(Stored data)
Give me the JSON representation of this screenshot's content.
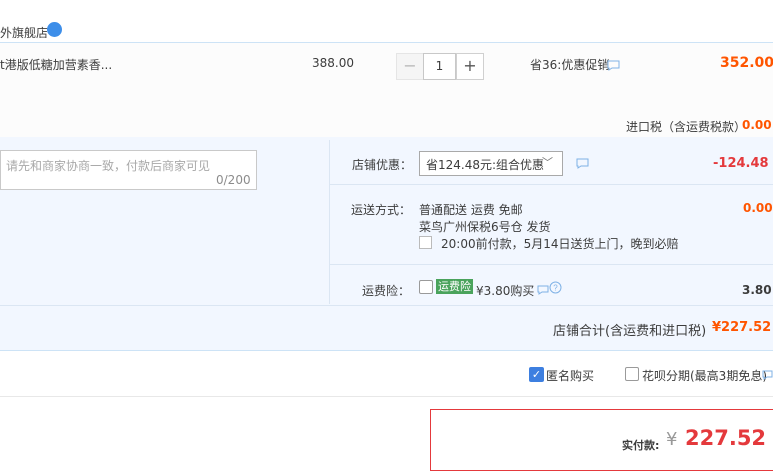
{
  "store": {
    "name": "外旗舰店",
    "badge": ""
  },
  "item": {
    "title": "t港版低糖加营素香...",
    "price": "388.00",
    "quantity": "1",
    "qty_minus": "−",
    "qty_plus": "+",
    "promo": "省36:优惠促销",
    "total": "352.00",
    "tax_label": "进口税（含运费税款）",
    "tax_value": "0.00"
  },
  "message": {
    "placeholder": "请先和商家协商一致，付款后商家可见",
    "count": "0/200"
  },
  "coupon": {
    "label": "店铺优惠：",
    "selected": "省124.48元:组合优惠",
    "caret": "﹀",
    "value": "-124.48"
  },
  "shipping": {
    "label": "运送方式：",
    "method": "普通配送 运费 免邮",
    "warehouse": "菜鸟广州保税6号仓   发货",
    "eta": "20:00前付款，5月14日送货上门，晚到必赔",
    "value": "0.00"
  },
  "insurance": {
    "label": "运费险：",
    "badge": "运费险",
    "price": "¥3.80购买",
    "help": "?",
    "value": "3.80"
  },
  "subtotal": {
    "label": "店铺合计(含运费和进口税)",
    "value": "¥227.52"
  },
  "options": {
    "anonymous": "匿名购买",
    "anonymous_check": "✓",
    "huabei": "花呗分期(最高3期免息)"
  },
  "payment": {
    "label": "实付款:",
    "currency": "¥",
    "amount": "227.52"
  },
  "colors": {
    "accent": "#f50",
    "price_red": "#e4393c",
    "link_blue": "#3d8ee9",
    "panel_bg": "#f2f7ff"
  }
}
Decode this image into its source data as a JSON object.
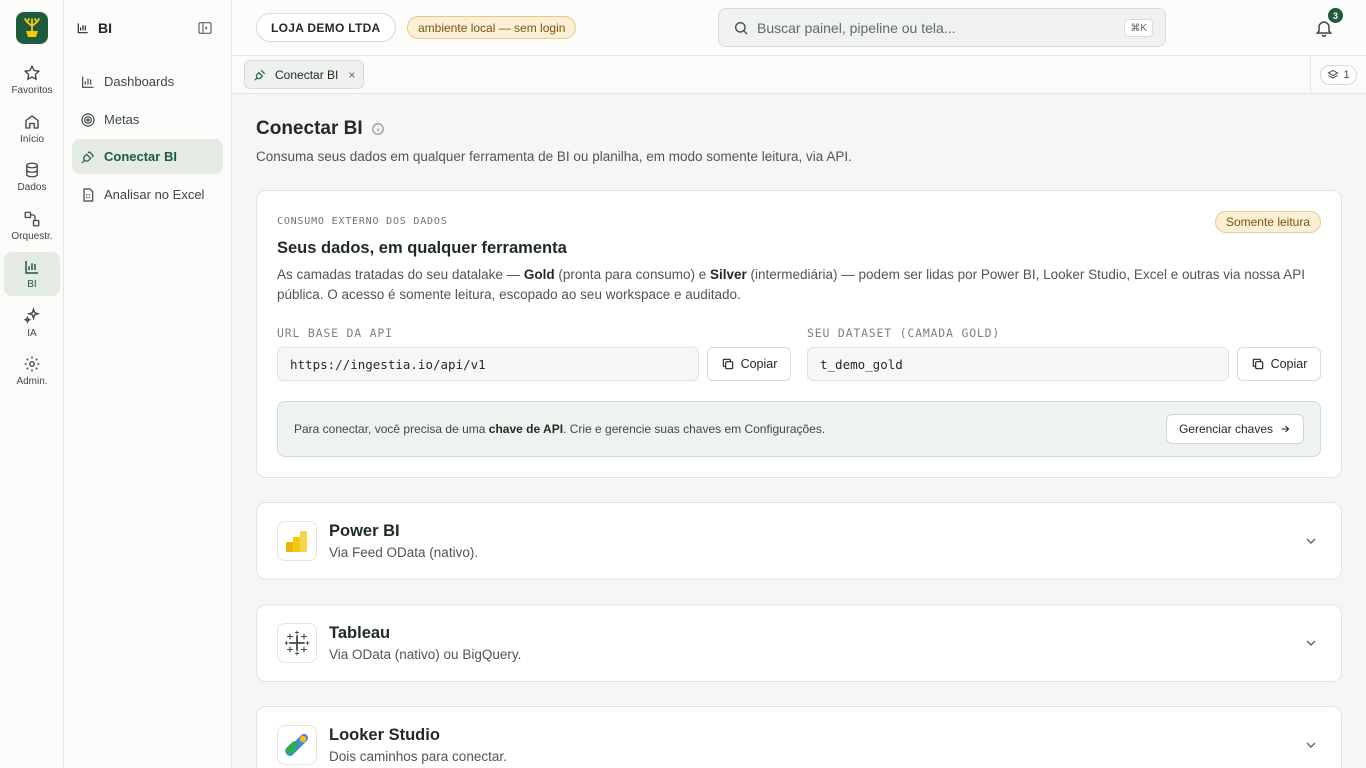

WORK TO DO.
Could you reproduce every record above exactly, leaving out the pictures?

ANSWER TO THIS EXERCISE.
Give me the JSON representation of this screenshot's content.
{
  "store": {
    "name": "外旗舰店",
    "badge": ""
  },
  "item": {
    "title": "t港版低糖加营素香...",
    "price": "388.00",
    "quantity": "1",
    "qty_minus": "−",
    "qty_plus": "+",
    "promo": "省36:优惠促销",
    "total": "352.00",
    "tax_label": "进口税（含运费税款）",
    "tax_value": "0.00"
  },
  "message": {
    "placeholder": "请先和商家协商一致，付款后商家可见",
    "count": "0/200"
  },
  "coupon": {
    "label": "店铺优惠：",
    "selected": "省124.48元:组合优惠",
    "caret": "﹀",
    "value": "-124.48"
  },
  "shipping": {
    "label": "运送方式：",
    "method": "普通配送 运费 免邮",
    "warehouse": "菜鸟广州保税6号仓   发货",
    "eta": "20:00前付款，5月14日送货上门，晚到必赔",
    "value": "0.00"
  },
  "insurance": {
    "label": "运费险：",
    "badge": "运费险",
    "price": "¥3.80购买",
    "help": "?",
    "value": "3.80"
  },
  "subtotal": {
    "label": "店铺合计(含运费和进口税)",
    "value": "¥227.52"
  },
  "options": {
    "anonymous": "匿名购买",
    "anonymous_check": "✓",
    "huabei": "花呗分期(最高3期免息)"
  },
  "payment": {
    "label": "实付款:",
    "currency": "¥",
    "amount": "227.52"
  },
  "colors": {
    "accent": "#f50",
    "price_red": "#e4393c",
    "link_blue": "#3d8ee9",
    "panel_bg": "#f2f7ff"
  }
}
Decode this image into its source data as a JSON object.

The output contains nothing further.